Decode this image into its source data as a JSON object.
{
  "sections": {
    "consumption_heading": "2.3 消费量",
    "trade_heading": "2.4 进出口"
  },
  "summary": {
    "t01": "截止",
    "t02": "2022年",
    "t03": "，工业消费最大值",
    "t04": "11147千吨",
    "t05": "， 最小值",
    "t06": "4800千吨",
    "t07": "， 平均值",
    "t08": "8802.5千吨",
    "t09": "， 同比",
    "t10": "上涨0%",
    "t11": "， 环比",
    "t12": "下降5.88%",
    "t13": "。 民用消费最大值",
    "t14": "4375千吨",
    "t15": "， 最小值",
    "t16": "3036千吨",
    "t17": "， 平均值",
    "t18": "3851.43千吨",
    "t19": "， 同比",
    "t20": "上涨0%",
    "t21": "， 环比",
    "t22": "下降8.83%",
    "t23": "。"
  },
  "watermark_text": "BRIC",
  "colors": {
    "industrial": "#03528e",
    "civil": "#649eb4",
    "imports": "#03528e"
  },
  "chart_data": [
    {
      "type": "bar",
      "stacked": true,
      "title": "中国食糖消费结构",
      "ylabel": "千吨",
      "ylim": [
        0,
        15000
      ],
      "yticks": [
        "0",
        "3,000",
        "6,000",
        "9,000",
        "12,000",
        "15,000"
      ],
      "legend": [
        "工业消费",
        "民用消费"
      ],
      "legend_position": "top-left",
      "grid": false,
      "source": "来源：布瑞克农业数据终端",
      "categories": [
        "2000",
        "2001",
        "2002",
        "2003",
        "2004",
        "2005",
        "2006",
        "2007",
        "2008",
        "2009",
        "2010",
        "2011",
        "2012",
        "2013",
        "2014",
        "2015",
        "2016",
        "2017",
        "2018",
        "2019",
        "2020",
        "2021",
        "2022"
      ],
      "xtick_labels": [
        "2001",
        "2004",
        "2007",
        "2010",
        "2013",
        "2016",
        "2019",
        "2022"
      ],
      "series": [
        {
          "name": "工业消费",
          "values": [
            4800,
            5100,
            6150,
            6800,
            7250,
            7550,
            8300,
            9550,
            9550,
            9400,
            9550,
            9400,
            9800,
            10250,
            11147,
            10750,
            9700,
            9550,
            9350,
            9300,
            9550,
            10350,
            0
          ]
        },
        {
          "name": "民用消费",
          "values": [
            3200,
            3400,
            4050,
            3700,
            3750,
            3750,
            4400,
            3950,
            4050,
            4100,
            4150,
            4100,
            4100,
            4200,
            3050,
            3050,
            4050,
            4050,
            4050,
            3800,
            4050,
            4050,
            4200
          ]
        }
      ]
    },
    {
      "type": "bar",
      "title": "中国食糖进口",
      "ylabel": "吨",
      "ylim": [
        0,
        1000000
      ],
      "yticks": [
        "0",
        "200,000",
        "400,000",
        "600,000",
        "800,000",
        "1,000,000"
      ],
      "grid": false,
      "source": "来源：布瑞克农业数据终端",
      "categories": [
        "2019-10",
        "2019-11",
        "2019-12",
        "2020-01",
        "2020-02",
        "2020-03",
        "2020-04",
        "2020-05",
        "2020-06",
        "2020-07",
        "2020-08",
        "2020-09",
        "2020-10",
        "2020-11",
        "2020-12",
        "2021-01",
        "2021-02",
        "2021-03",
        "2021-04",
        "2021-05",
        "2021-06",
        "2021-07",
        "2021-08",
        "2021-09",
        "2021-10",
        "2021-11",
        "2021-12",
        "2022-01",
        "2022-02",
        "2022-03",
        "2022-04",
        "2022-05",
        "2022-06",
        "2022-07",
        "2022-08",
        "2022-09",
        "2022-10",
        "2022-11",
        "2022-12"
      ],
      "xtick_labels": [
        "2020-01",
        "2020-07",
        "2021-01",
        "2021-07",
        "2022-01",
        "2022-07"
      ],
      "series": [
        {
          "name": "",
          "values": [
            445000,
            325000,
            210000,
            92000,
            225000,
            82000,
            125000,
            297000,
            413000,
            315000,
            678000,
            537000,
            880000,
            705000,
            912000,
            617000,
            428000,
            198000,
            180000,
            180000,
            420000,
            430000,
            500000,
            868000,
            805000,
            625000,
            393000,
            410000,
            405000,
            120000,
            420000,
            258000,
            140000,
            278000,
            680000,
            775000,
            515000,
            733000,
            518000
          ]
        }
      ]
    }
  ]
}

= = = =

§ **JOB**: Repeat all of the records above exactly as written.

§ **ANSWER FOR THIS EXERCISE**:
Decode this image into its source data as a JSON object.
{
  "sections": {
    "consumption_heading": "2.3 消费量",
    "trade_heading": "2.4 进出口"
  },
  "summary": {
    "t01": "截止",
    "t02": "2022年",
    "t03": "，工业消费最大值",
    "t04": "11147千吨",
    "t05": "， 最小值",
    "t06": "4800千吨",
    "t07": "， 平均值",
    "t08": "8802.5千吨",
    "t09": "， 同比",
    "t10": "上涨0%",
    "t11": "， 环比",
    "t12": "下降5.88%",
    "t13": "。 民用消费最大值",
    "t14": "4375千吨",
    "t15": "， 最小值",
    "t16": "3036千吨",
    "t17": "， 平均值",
    "t18": "3851.43千吨",
    "t19": "， 同比",
    "t20": "上涨0%",
    "t21": "， 环比",
    "t22": "下降8.83%",
    "t23": "。"
  },
  "watermark_text": "BRIC",
  "colors": {
    "industrial": "#03528e",
    "civil": "#649eb4",
    "imports": "#03528e"
  },
  "chart_data": [
    {
      "type": "bar",
      "stacked": true,
      "title": "中国食糖消费结构",
      "ylabel": "千吨",
      "ylim": [
        0,
        15000
      ],
      "yticks": [
        "0",
        "3,000",
        "6,000",
        "9,000",
        "12,000",
        "15,000"
      ],
      "legend": [
        "工业消费",
        "民用消费"
      ],
      "legend_position": "top-left",
      "grid": false,
      "source": "来源：布瑞克农业数据终端",
      "categories": [
        "2000",
        "2001",
        "2002",
        "2003",
        "2004",
        "2005",
        "2006",
        "2007",
        "2008",
        "2009",
        "2010",
        "2011",
        "2012",
        "2013",
        "2014",
        "2015",
        "2016",
        "2017",
        "2018",
        "2019",
        "2020",
        "2021",
        "2022"
      ],
      "xtick_labels": [
        "2001",
        "2004",
        "2007",
        "2010",
        "2013",
        "2016",
        "2019",
        "2022"
      ],
      "series": [
        {
          "name": "工业消费",
          "values": [
            4800,
            5100,
            6150,
            6800,
            7250,
            7550,
            8300,
            9550,
            9550,
            9400,
            9550,
            9400,
            9800,
            10250,
            11147,
            10750,
            9700,
            9550,
            9350,
            9300,
            9550,
            10350,
            0
          ]
        },
        {
          "name": "民用消费",
          "values": [
            3200,
            3400,
            4050,
            3700,
            3750,
            3750,
            4400,
            3950,
            4050,
            4100,
            4150,
            4100,
            4100,
            4200,
            3050,
            3050,
            4050,
            4050,
            4050,
            3800,
            4050,
            4050,
            4200
          ]
        }
      ]
    },
    {
      "type": "bar",
      "title": "中国食糖进口",
      "ylabel": "吨",
      "ylim": [
        0,
        1000000
      ],
      "yticks": [
        "0",
        "200,000",
        "400,000",
        "600,000",
        "800,000",
        "1,000,000"
      ],
      "grid": false,
      "source": "来源：布瑞克农业数据终端",
      "categories": [
        "2019-10",
        "2019-11",
        "2019-12",
        "2020-01",
        "2020-02",
        "2020-03",
        "2020-04",
        "2020-05",
        "2020-06",
        "2020-07",
        "2020-08",
        "2020-09",
        "2020-10",
        "2020-11",
        "2020-12",
        "2021-01",
        "2021-02",
        "2021-03",
        "2021-04",
        "2021-05",
        "2021-06",
        "2021-07",
        "2021-08",
        "2021-09",
        "2021-10",
        "2021-11",
        "2021-12",
        "2022-01",
        "2022-02",
        "2022-03",
        "2022-04",
        "2022-05",
        "2022-06",
        "2022-07",
        "2022-08",
        "2022-09",
        "2022-10",
        "2022-11",
        "2022-12"
      ],
      "xtick_labels": [
        "2020-01",
        "2020-07",
        "2021-01",
        "2021-07",
        "2022-01",
        "2022-07"
      ],
      "series": [
        {
          "name": "",
          "values": [
            445000,
            325000,
            210000,
            92000,
            225000,
            82000,
            125000,
            297000,
            413000,
            315000,
            678000,
            537000,
            880000,
            705000,
            912000,
            617000,
            428000,
            198000,
            180000,
            180000,
            420000,
            430000,
            500000,
            868000,
            805000,
            625000,
            393000,
            410000,
            405000,
            120000,
            420000,
            258000,
            140000,
            278000,
            680000,
            775000,
            515000,
            733000,
            518000
          ]
        }
      ]
    }
  ]
}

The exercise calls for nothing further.